>> BEGIN Dataset

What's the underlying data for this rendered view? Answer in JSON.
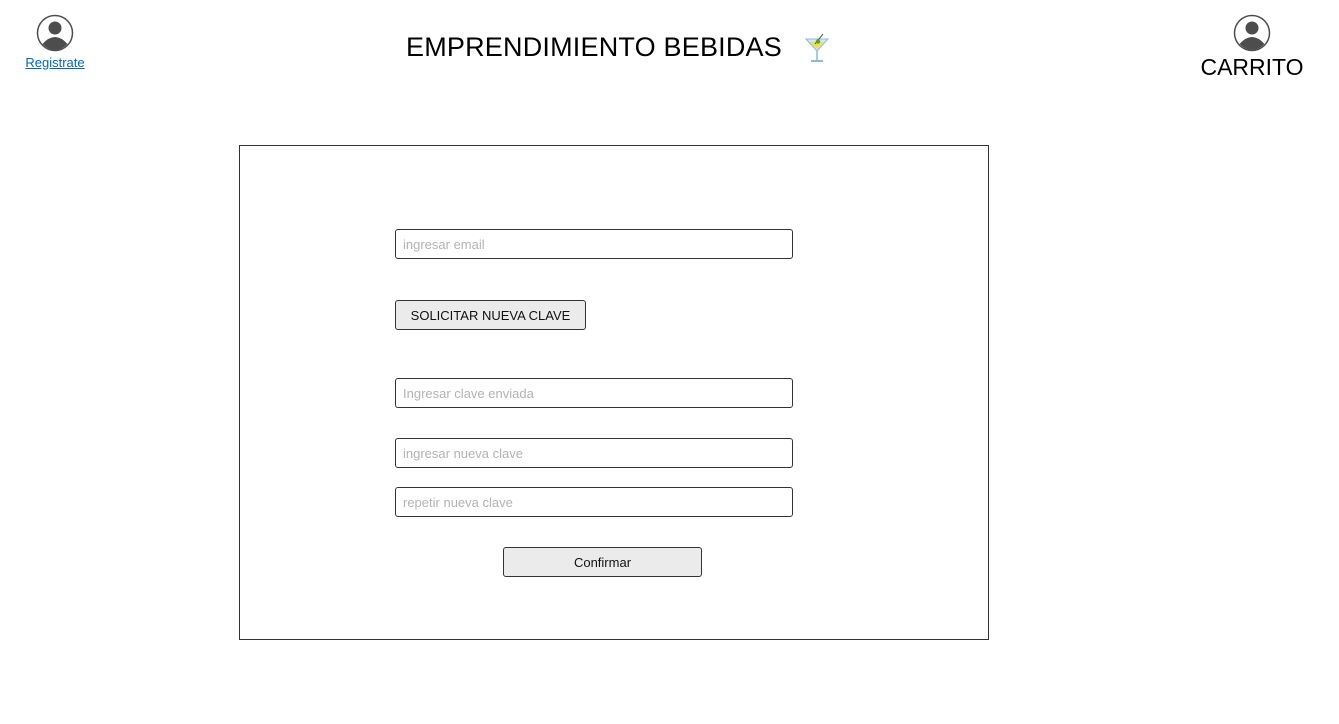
{
  "header": {
    "title": "EMPRENDIMIENTO BEBIDAS",
    "register_label": "Registrate",
    "cart_label": "CARRITO",
    "icons": {
      "user": "user-avatar-icon",
      "cart_user": "user-avatar-icon",
      "logo": "cocktail-glass-icon"
    }
  },
  "form": {
    "email": {
      "value": "",
      "placeholder": "ingresar email"
    },
    "request_button_label": "SOLICITAR NUEVA CLAVE",
    "sent_key": {
      "value": "",
      "placeholder": "Ingresar clave enviada"
    },
    "new_key": {
      "value": "",
      "placeholder": "ingresar nueva clave"
    },
    "repeat_key": {
      "value": "",
      "placeholder": "repetir nueva clave"
    },
    "confirm_button_label": "Confirmar"
  },
  "colors": {
    "link": "#0066cc",
    "button_bg": "#ebebeb",
    "border": "#333333",
    "placeholder": "#b3b3b3",
    "avatar": "#4d4d4d"
  }
}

>> END Dataset

Work to be completed: Strip out the pictures and quote the remaining data word for word.

Solution for this task:
What's the underlying data for this rendered view? Answer in JSON.
{
  "header": {
    "title": "EMPRENDIMIENTO BEBIDAS",
    "register_label": "Registrate",
    "cart_label": "CARRITO",
    "icons": {
      "user": "user-avatar-icon",
      "cart_user": "user-avatar-icon",
      "logo": "cocktail-glass-icon"
    }
  },
  "form": {
    "email": {
      "value": "",
      "placeholder": "ingresar email"
    },
    "request_button_label": "SOLICITAR NUEVA CLAVE",
    "sent_key": {
      "value": "",
      "placeholder": "Ingresar clave enviada"
    },
    "new_key": {
      "value": "",
      "placeholder": "ingresar nueva clave"
    },
    "repeat_key": {
      "value": "",
      "placeholder": "repetir nueva clave"
    },
    "confirm_button_label": "Confirmar"
  },
  "colors": {
    "link": "#0066cc",
    "button_bg": "#ebebeb",
    "border": "#333333",
    "placeholder": "#b3b3b3",
    "avatar": "#4d4d4d"
  }
}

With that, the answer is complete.